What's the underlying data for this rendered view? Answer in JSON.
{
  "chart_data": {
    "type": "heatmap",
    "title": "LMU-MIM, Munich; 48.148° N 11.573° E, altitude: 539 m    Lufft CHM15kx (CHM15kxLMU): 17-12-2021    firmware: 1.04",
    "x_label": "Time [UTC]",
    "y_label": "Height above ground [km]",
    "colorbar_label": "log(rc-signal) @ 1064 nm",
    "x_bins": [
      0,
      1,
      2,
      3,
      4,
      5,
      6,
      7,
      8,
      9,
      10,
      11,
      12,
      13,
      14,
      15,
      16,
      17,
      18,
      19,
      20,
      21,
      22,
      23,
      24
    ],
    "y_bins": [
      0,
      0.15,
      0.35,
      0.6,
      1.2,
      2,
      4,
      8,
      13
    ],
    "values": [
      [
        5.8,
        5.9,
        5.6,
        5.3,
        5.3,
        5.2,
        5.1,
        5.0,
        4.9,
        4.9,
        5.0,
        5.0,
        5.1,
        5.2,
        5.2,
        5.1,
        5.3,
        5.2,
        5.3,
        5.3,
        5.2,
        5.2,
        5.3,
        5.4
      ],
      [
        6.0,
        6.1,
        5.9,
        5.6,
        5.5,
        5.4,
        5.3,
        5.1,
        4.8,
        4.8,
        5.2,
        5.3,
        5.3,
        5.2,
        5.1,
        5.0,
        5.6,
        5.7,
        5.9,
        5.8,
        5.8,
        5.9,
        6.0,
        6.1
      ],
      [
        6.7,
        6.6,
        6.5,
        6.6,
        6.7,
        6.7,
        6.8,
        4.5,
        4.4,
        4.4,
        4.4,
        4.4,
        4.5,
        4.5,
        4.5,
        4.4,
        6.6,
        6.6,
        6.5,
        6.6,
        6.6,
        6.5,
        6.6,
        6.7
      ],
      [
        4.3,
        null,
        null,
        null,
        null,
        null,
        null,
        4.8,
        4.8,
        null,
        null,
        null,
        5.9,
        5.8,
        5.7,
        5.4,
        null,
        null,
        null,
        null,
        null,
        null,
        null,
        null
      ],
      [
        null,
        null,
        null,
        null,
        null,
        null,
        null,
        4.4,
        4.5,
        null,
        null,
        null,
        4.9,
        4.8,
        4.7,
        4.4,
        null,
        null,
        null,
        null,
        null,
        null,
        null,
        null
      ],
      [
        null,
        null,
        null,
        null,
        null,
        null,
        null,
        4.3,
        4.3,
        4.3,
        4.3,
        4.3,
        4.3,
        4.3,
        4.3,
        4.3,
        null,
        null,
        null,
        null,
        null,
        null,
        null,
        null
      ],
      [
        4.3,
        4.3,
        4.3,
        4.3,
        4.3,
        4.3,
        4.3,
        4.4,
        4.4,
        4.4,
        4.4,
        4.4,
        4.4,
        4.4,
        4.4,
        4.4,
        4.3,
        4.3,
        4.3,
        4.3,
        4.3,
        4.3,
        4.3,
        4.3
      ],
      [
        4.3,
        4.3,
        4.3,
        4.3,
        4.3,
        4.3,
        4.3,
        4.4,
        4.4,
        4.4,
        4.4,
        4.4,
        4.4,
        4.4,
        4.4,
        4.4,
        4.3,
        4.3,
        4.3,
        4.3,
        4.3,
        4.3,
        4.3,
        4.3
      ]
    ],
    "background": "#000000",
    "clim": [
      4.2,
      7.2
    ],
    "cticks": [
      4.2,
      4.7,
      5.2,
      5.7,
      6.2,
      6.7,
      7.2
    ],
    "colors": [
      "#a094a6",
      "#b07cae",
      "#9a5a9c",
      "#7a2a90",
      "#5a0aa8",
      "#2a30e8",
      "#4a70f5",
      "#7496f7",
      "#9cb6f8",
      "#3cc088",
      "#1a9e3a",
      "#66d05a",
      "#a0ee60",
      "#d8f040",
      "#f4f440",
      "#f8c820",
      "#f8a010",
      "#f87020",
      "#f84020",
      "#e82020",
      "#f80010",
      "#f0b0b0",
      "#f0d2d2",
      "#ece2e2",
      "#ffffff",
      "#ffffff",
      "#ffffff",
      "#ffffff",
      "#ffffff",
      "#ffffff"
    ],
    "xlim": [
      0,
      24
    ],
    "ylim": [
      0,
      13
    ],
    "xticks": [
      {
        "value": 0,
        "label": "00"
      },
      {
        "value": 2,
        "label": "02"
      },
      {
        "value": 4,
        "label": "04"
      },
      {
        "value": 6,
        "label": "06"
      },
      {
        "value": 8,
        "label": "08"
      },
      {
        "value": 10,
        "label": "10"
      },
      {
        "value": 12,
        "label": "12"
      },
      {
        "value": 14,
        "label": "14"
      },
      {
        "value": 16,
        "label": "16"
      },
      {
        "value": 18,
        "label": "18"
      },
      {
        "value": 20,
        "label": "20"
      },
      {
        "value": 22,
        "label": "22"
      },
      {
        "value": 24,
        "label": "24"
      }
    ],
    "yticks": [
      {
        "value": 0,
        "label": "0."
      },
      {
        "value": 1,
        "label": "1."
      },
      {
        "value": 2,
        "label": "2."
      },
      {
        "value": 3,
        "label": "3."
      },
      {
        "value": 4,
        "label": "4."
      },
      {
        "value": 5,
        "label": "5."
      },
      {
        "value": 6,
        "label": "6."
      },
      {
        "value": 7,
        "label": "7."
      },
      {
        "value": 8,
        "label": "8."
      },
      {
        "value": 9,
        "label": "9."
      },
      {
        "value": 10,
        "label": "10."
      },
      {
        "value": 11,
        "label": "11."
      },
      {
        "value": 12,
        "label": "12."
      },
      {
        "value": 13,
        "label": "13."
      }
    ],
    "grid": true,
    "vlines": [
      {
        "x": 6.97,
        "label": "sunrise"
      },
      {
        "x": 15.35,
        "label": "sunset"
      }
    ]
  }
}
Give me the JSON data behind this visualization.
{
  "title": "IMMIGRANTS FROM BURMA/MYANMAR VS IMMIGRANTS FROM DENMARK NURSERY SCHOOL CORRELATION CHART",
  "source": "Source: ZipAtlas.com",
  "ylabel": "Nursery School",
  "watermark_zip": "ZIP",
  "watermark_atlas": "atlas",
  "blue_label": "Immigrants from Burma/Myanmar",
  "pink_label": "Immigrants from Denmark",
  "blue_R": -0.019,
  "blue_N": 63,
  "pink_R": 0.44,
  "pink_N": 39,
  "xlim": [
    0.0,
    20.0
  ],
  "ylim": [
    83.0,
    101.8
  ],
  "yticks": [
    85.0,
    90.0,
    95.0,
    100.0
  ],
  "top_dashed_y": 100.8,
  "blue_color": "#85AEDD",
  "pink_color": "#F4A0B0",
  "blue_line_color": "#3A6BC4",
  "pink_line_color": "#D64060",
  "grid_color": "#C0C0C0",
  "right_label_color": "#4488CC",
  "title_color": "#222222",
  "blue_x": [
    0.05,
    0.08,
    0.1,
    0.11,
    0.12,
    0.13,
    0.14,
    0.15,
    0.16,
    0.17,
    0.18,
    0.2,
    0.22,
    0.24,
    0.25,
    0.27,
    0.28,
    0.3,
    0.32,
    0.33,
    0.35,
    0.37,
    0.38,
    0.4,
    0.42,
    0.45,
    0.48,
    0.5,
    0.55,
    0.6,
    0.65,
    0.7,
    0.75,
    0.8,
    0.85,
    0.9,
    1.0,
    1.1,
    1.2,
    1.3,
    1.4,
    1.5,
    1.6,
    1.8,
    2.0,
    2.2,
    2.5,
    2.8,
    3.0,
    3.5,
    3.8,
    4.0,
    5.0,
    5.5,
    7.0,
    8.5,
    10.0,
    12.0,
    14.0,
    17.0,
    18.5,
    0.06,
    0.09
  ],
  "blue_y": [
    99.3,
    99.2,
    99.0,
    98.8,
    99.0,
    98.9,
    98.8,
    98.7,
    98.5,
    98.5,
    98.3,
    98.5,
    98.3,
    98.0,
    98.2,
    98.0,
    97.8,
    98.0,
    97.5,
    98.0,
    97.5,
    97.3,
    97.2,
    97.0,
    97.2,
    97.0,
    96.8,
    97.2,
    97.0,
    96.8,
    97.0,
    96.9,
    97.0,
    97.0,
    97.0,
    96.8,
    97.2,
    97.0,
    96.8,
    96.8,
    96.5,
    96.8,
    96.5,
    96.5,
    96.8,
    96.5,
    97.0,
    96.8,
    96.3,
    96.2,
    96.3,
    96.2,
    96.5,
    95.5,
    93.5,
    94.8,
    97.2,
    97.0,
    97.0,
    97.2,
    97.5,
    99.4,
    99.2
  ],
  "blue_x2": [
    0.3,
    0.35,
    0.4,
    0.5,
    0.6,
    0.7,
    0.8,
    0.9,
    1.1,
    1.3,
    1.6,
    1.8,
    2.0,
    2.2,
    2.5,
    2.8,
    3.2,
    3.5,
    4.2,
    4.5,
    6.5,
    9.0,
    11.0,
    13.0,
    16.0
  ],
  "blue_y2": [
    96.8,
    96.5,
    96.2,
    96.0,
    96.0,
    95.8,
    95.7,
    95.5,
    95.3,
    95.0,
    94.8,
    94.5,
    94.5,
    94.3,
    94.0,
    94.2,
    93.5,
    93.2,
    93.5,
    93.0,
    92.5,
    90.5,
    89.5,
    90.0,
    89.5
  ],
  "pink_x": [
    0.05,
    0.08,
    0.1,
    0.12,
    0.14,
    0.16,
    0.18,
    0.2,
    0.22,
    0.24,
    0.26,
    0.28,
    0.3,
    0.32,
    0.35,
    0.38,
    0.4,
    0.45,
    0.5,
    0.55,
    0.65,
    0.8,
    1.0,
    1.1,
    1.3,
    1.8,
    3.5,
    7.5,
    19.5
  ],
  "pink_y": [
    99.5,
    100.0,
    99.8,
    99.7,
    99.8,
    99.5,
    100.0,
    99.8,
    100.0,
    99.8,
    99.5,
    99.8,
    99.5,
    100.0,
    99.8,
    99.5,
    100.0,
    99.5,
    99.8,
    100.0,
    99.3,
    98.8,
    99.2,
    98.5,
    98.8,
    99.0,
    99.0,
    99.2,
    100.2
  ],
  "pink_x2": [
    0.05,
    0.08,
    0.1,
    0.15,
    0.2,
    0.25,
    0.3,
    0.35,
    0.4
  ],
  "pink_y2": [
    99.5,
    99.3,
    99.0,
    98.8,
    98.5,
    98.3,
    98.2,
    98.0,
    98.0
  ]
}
________________________________________
*Instructions for the task*.
Check each line of the listing above for the string "JSON", then report only how many lines have it.

*Finished answer*.
2